Start Raw data

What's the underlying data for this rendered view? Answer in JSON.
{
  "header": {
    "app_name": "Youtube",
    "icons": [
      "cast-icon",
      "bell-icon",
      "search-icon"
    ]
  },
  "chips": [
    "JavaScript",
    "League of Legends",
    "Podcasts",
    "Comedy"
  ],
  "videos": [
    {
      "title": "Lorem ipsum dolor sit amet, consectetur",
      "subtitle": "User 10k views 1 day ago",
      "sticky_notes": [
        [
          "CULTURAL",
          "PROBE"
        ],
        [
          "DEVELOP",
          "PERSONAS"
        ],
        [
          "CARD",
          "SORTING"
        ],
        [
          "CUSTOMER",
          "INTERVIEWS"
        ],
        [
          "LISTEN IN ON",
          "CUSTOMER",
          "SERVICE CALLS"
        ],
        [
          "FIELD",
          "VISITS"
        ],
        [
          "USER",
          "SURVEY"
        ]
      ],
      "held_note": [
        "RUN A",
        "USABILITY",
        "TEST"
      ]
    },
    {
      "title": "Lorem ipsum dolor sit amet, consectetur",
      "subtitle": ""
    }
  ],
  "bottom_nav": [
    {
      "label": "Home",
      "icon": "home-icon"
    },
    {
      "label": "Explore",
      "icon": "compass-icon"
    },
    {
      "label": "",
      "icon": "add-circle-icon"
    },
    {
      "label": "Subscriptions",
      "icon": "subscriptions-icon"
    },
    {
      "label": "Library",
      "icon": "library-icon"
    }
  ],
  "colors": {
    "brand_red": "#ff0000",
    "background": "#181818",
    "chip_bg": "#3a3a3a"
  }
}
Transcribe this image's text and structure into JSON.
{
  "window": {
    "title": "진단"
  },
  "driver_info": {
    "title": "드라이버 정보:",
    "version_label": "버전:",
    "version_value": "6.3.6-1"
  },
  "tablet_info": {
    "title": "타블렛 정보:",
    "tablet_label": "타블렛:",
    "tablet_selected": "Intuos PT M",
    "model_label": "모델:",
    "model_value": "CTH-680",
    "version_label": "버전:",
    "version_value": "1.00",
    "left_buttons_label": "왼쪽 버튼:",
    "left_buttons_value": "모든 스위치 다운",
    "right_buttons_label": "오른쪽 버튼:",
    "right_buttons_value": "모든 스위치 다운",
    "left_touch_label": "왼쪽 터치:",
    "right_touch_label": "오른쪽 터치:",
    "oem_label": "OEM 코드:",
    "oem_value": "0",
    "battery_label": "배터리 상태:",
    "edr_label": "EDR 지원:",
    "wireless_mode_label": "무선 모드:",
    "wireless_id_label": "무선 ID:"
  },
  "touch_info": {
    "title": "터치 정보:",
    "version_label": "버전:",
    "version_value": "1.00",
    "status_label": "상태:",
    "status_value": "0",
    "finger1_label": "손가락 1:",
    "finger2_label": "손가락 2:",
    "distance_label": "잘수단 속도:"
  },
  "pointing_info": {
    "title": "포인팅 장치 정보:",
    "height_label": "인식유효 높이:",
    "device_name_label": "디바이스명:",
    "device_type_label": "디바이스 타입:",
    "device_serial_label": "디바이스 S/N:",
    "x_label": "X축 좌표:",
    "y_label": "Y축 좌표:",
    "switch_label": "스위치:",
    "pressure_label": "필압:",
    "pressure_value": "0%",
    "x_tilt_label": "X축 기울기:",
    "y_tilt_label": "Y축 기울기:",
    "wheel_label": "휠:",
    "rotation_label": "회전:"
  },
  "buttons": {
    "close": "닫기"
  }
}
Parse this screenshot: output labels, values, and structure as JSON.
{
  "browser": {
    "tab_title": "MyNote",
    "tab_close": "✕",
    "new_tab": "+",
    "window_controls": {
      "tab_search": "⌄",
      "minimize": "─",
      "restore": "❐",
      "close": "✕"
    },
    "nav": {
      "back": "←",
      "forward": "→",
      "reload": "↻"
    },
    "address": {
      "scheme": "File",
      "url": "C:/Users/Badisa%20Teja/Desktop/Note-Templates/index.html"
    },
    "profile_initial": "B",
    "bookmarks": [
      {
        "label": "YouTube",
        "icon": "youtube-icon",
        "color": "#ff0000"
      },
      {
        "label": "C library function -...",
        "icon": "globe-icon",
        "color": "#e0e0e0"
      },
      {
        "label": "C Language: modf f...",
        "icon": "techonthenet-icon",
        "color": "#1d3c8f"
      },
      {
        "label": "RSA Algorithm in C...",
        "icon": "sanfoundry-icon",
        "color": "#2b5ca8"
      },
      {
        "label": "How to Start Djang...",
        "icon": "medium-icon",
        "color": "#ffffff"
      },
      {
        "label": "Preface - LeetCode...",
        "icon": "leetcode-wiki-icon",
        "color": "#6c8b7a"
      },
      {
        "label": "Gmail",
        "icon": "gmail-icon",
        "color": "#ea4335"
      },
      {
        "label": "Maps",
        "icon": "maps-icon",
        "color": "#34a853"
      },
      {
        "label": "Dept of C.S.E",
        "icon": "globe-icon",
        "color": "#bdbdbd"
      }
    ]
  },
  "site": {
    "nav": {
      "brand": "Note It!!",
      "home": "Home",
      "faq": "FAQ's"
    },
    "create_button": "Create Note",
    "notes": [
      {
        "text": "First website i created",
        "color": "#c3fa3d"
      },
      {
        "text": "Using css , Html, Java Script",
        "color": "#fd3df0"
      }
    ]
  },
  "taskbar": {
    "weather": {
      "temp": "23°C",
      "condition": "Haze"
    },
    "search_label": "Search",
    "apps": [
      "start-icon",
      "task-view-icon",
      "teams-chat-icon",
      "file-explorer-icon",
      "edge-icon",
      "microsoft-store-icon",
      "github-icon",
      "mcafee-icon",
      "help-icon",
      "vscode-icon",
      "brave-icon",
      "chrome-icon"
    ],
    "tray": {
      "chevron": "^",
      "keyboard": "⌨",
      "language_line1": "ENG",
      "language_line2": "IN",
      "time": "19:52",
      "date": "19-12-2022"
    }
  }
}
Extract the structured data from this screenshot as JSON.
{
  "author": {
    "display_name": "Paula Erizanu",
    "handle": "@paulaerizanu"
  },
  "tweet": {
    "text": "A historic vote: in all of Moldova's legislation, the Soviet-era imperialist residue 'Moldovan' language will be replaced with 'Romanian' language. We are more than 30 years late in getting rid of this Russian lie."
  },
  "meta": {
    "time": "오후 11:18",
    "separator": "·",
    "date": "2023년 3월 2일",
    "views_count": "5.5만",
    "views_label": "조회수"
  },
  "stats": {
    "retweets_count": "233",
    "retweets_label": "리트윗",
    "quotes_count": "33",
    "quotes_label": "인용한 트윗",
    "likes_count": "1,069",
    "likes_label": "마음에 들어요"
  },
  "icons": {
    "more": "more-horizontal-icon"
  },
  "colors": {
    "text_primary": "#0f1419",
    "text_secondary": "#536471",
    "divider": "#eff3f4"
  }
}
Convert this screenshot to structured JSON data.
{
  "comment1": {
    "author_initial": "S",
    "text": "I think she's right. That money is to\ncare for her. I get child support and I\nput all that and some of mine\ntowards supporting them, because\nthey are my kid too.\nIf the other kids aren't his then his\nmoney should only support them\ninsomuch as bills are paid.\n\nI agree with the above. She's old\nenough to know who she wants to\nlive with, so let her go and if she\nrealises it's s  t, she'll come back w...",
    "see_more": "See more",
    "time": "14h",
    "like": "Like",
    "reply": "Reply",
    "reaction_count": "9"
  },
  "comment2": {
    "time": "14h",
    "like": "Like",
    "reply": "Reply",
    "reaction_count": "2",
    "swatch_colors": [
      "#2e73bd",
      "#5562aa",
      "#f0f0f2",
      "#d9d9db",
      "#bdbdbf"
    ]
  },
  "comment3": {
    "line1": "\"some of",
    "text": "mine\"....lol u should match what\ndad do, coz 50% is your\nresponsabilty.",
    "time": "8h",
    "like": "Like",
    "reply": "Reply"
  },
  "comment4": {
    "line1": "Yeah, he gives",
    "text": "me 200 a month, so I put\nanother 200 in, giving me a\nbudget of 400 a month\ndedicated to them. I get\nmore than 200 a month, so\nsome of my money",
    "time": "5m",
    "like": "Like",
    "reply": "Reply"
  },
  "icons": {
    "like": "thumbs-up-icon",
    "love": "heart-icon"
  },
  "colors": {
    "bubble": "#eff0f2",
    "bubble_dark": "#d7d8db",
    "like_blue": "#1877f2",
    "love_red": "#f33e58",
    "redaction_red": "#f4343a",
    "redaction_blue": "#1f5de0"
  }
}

End Raw data

**What to do**
Go through the entries and return each line where the word "JSON" appears.

**Exercise result**
What's the underlying data for this rendered view? Answer in JSON.
Transcribe this image's text and structure into JSON.
Parse this screenshot: output labels, values, and structure as JSON.
Extract the structured data from this screenshot as JSON.
Convert this screenshot to structured JSON data.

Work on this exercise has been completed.